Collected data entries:

◇ ◇ ◇ ◇

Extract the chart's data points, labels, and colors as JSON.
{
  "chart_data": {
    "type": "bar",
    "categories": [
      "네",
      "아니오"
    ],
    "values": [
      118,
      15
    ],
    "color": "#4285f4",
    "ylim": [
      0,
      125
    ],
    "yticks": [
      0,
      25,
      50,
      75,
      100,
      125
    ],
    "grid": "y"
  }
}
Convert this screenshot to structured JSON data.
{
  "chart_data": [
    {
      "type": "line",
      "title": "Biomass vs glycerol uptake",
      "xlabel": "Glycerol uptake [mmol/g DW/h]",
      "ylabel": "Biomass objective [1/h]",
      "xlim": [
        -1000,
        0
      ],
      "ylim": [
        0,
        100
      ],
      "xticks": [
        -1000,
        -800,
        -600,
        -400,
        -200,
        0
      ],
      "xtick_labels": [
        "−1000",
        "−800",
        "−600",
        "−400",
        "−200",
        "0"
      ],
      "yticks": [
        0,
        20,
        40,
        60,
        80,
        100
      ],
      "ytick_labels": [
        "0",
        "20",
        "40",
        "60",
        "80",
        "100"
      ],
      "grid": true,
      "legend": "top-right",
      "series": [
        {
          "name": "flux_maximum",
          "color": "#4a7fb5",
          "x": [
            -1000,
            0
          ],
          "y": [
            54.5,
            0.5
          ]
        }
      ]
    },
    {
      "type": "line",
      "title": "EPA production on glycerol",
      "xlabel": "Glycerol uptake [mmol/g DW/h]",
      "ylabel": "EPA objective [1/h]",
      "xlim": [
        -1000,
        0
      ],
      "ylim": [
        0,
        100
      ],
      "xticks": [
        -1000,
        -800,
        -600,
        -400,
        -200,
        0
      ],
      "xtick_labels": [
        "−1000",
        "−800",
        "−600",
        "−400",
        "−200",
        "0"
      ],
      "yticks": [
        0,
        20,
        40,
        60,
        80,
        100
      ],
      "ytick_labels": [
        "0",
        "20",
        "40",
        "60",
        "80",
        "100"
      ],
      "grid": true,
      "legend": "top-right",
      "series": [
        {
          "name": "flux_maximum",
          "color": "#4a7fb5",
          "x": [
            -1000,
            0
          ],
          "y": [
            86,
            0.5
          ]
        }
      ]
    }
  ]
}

◇ ◇ ◇ ◇

• Goal:
Each record above should be repeated exactly as it appears.

• Reply:
Extract the chart's data points, labels, and colors as JSON.
{
  "chart_data": {
    "type": "bar",
    "categories": [
      "네",
      "아니오"
    ],
    "values": [
      118,
      15
    ],
    "color": "#4285f4",
    "ylim": [
      0,
      125
    ],
    "yticks": [
      0,
      25,
      50,
      75,
      100,
      125
    ],
    "grid": "y"
  }
}
Convert this screenshot to structured JSON data.
{
  "chart_data": [
    {
      "type": "line",
      "title": "Biomass vs glycerol uptake",
      "xlabel": "Glycerol uptake [mmol/g DW/h]",
      "ylabel": "Biomass objective [1/h]",
      "xlim": [
        -1000,
        0
      ],
      "ylim": [
        0,
        100
      ],
      "xticks": [
        -1000,
        -800,
        -600,
        -400,
        -200,
        0
      ],
      "xtick_labels": [
        "−1000",
        "−800",
        "−600",
        "−400",
        "−200",
        "0"
      ],
      "yticks": [
        0,
        20,
        40,
        60,
        80,
        100
      ],
      "ytick_labels": [
        "0",
        "20",
        "40",
        "60",
        "80",
        "100"
      ],
      "grid": true,
      "legend": "top-right",
      "series": [
        {
          "name": "flux_maximum",
          "color": "#4a7fb5",
          "x": [
            -1000,
            0
          ],
          "y": [
            54.5,
            0.5
          ]
        }
      ]
    },
    {
      "type": "line",
      "title": "EPA production on glycerol",
      "xlabel": "Glycerol uptake [mmol/g DW/h]",
      "ylabel": "EPA objective [1/h]",
      "xlim": [
        -1000,
        0
      ],
      "ylim": [
        0,
        100
      ],
      "xticks": [
        -1000,
        -800,
        -600,
        -400,
        -200,
        0
      ],
      "xtick_labels": [
        "−1000",
        "−800",
        "−600",
        "−400",
        "−200",
        "0"
      ],
      "yticks": [
        0,
        20,
        40,
        60,
        80,
        100
      ],
      "ytick_labels": [
        "0",
        "20",
        "40",
        "60",
        "80",
        "100"
      ],
      "grid": true,
      "legend": "top-right",
      "series": [
        {
          "name": "flux_maximum",
          "color": "#4a7fb5",
          "x": [
            -1000,
            0
          ],
          "y": [
            86,
            0.5
          ]
        }
      ]
    }
  ]
}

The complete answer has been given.